▽

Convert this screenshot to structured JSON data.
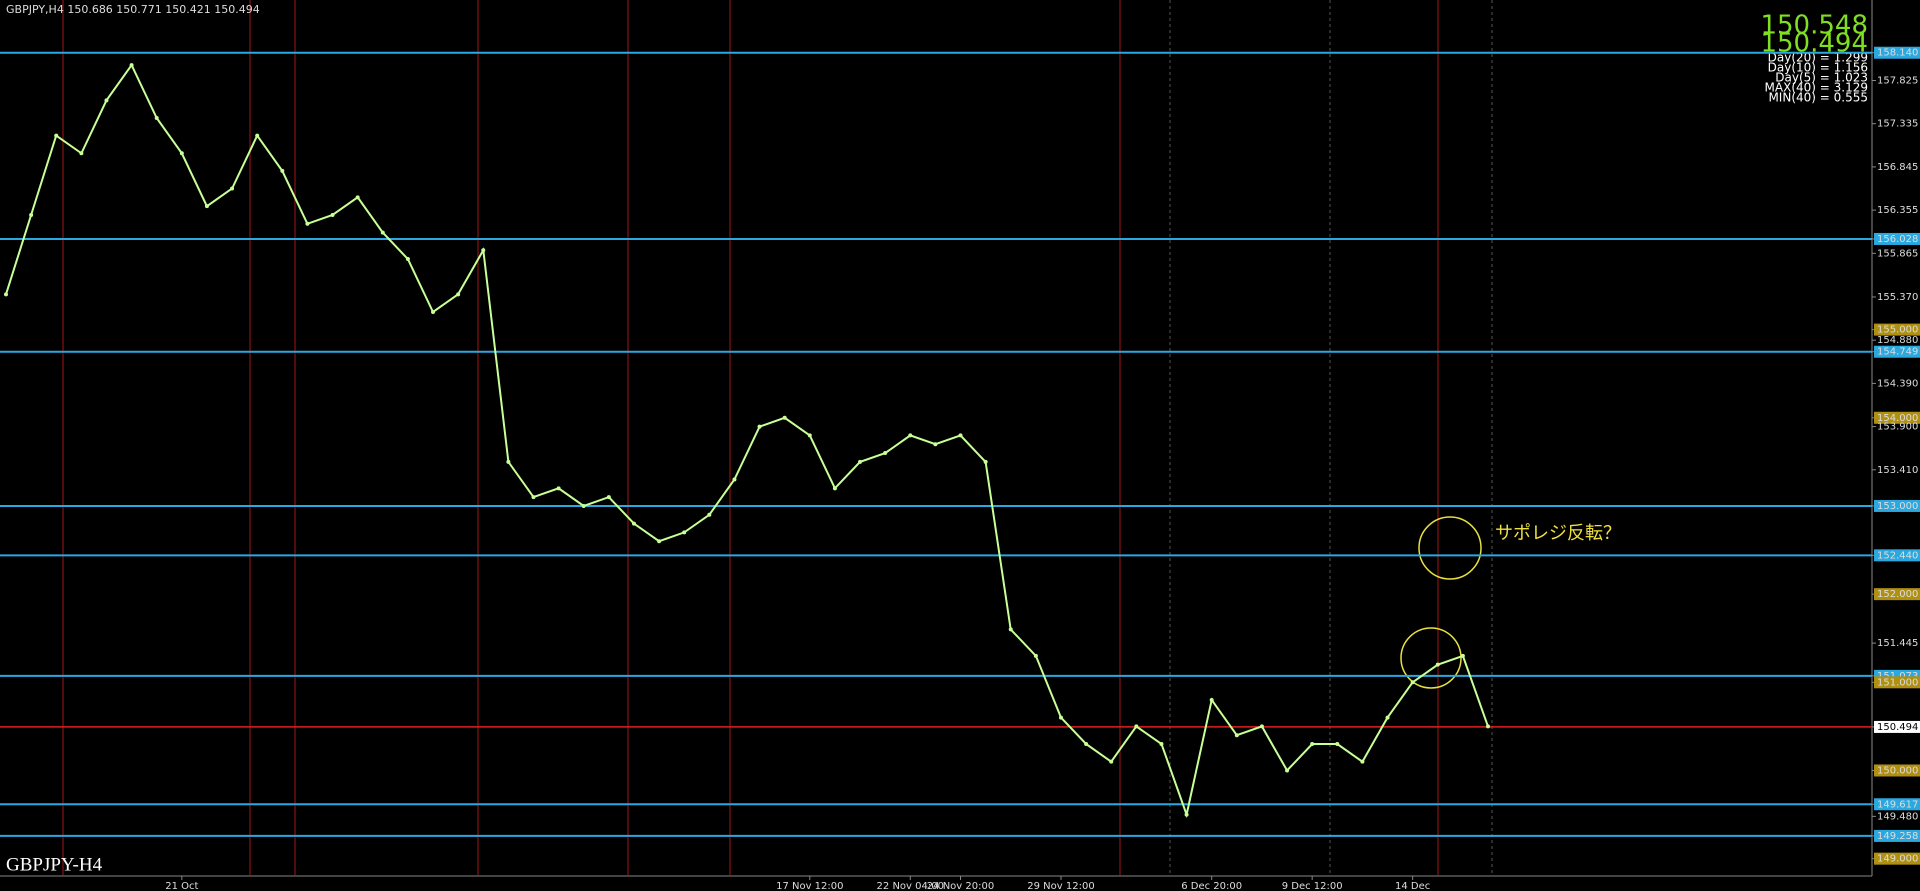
{
  "chart_data": {
    "type": "line",
    "header": "GBPJPY,H4  150.686 150.771 150.421 150.494",
    "symbol_label": "GBPJPY-H4",
    "price_big": [
      "150.548",
      "150.494"
    ],
    "stats": [
      "Day(20) = 1.299",
      "Day(10) = 1.156",
      "Day(5) = 1.023",
      "MAX(40) = 3.129",
      "MIN(40) = 0.555"
    ],
    "annotation": "サポレジ反転？",
    "color": "#c8ff96",
    "categories": [
      null,
      null,
      null,
      null,
      null,
      null,
      null,
      "21 Oct",
      null,
      null,
      null,
      null,
      null,
      null,
      null,
      null,
      null,
      null,
      null,
      null,
      null,
      null,
      null,
      null,
      null,
      null,
      null,
      null,
      null,
      null,
      null,
      null,
      "17 Nov 12:00",
      null,
      null,
      null,
      "22 Nov 04:00",
      null,
      "24 Nov 20:00",
      null,
      null,
      null,
      "29 Nov 12:00",
      null,
      null,
      null,
      null,
      null,
      "6 Dec 20:00",
      null,
      null,
      null,
      "9 Dec 12:00",
      null,
      null,
      null,
      "14 Dec",
      null,
      null,
      null
    ],
    "values": [
      155.4,
      156.3,
      157.2,
      157.0,
      157.6,
      158.0,
      157.4,
      157.0,
      156.4,
      156.6,
      157.2,
      156.8,
      156.2,
      156.3,
      156.5,
      156.1,
      155.8,
      155.2,
      155.4,
      155.9,
      153.5,
      153.1,
      153.2,
      153.0,
      153.1,
      152.8,
      152.6,
      152.7,
      152.9,
      153.3,
      153.9,
      154.0,
      153.8,
      153.2,
      153.5,
      153.6,
      153.8,
      153.7,
      153.8,
      153.5,
      151.6,
      151.3,
      150.6,
      150.3,
      150.1,
      150.5,
      150.3,
      149.5,
      150.8,
      150.4,
      150.5,
      150.0,
      150.3,
      150.3,
      150.1,
      150.6,
      151.0,
      151.2,
      151.3,
      150.5
    ],
    "ylim": [
      148.758,
      158.738
    ],
    "yticks": [
      {
        "value": 158.14,
        "label": "158.140"
      },
      157.825,
      157.335,
      156.845,
      156.355,
      156.028,
      155.865,
      {
        "value": 155.37,
        "label": "155.370"
      },
      {
        "value": 155,
        "label": "155.000"
      },
      {
        "value": 154.88,
        "label": "154.880"
      },
      154.749,
      {
        "value": 154.39,
        "label": "154.390"
      },
      {
        "value": 154,
        "label": "154.000"
      },
      {
        "value": 153.9,
        "label": "153.900"
      },
      {
        "value": 153.41,
        "label": "153.410"
      },
      {
        "value": 153,
        "label": "153.000"
      },
      {
        "value": 152.44,
        "label": "152.440"
      },
      {
        "value": 152,
        "label": "152.000"
      },
      151.445,
      151.073,
      {
        "value": 151,
        "label": "151.000"
      },
      150.494,
      {
        "value": 150,
        "label": "150.000"
      },
      149.617,
      {
        "value": 149.48,
        "label": "149.480"
      },
      149.258,
      {
        "value": 149,
        "label": "149.000"
      }
    ],
    "levels": [
      158.14,
      156.028,
      154.749,
      153,
      152.44,
      151.073,
      149.617,
      149.258
    ],
    "level_color": "#2aa8e0",
    "current_price": 150.494,
    "current_color": "#e02020"
  }
}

△

● TASK STATEMENT:
Excluding the pictures, restate the records above word for word.

● ANSWER IN FULL:
Convert this screenshot to structured JSON data.
{
  "chart_data": {
    "type": "line",
    "header": "GBPJPY,H4  150.686 150.771 150.421 150.494",
    "symbol_label": "GBPJPY-H4",
    "price_big": [
      "150.548",
      "150.494"
    ],
    "stats": [
      "Day(20) = 1.299",
      "Day(10) = 1.156",
      "Day(5) = 1.023",
      "MAX(40) = 3.129",
      "MIN(40) = 0.555"
    ],
    "annotation": "サポレジ反転？",
    "color": "#c8ff96",
    "categories": [
      null,
      null,
      null,
      null,
      null,
      null,
      null,
      "21 Oct",
      null,
      null,
      null,
      null,
      null,
      null,
      null,
      null,
      null,
      null,
      null,
      null,
      null,
      null,
      null,
      null,
      null,
      null,
      null,
      null,
      null,
      null,
      null,
      null,
      "17 Nov 12:00",
      null,
      null,
      null,
      "22 Nov 04:00",
      null,
      "24 Nov 20:00",
      null,
      null,
      null,
      "29 Nov 12:00",
      null,
      null,
      null,
      null,
      null,
      "6 Dec 20:00",
      null,
      null,
      null,
      "9 Dec 12:00",
      null,
      null,
      null,
      "14 Dec",
      null,
      null,
      null
    ],
    "values": [
      155.4,
      156.3,
      157.2,
      157.0,
      157.6,
      158.0,
      157.4,
      157.0,
      156.4,
      156.6,
      157.2,
      156.8,
      156.2,
      156.3,
      156.5,
      156.1,
      155.8,
      155.2,
      155.4,
      155.9,
      153.5,
      153.1,
      153.2,
      153.0,
      153.1,
      152.8,
      152.6,
      152.7,
      152.9,
      153.3,
      153.9,
      154.0,
      153.8,
      153.2,
      153.5,
      153.6,
      153.8,
      153.7,
      153.8,
      153.5,
      151.6,
      151.3,
      150.6,
      150.3,
      150.1,
      150.5,
      150.3,
      149.5,
      150.8,
      150.4,
      150.5,
      150.0,
      150.3,
      150.3,
      150.1,
      150.6,
      151.0,
      151.2,
      151.3,
      150.5
    ],
    "ylim": [
      148.758,
      158.738
    ],
    "yticks": [
      {
        "value": 158.14,
        "label": "158.140"
      },
      157.825,
      157.335,
      156.845,
      156.355,
      156.028,
      155.865,
      {
        "value": 155.37,
        "label": "155.370"
      },
      {
        "value": 155,
        "label": "155.000"
      },
      {
        "value": 154.88,
        "label": "154.880"
      },
      154.749,
      {
        "value": 154.39,
        "label": "154.390"
      },
      {
        "value": 154,
        "label": "154.000"
      },
      {
        "value": 153.9,
        "label": "153.900"
      },
      {
        "value": 153.41,
        "label": "153.410"
      },
      {
        "value": 153,
        "label": "153.000"
      },
      {
        "value": 152.44,
        "label": "152.440"
      },
      {
        "value": 152,
        "label": "152.000"
      },
      151.445,
      151.073,
      {
        "value": 151,
        "label": "151.000"
      },
      150.494,
      {
        "value": 150,
        "label": "150.000"
      },
      149.617,
      {
        "value": 149.48,
        "label": "149.480"
      },
      149.258,
      {
        "value": 149,
        "label": "149.000"
      }
    ],
    "levels": [
      158.14,
      156.028,
      154.749,
      153,
      152.44,
      151.073,
      149.617,
      149.258
    ],
    "level_color": "#2aa8e0",
    "current_price": 150.494,
    "current_color": "#e02020"
  }
}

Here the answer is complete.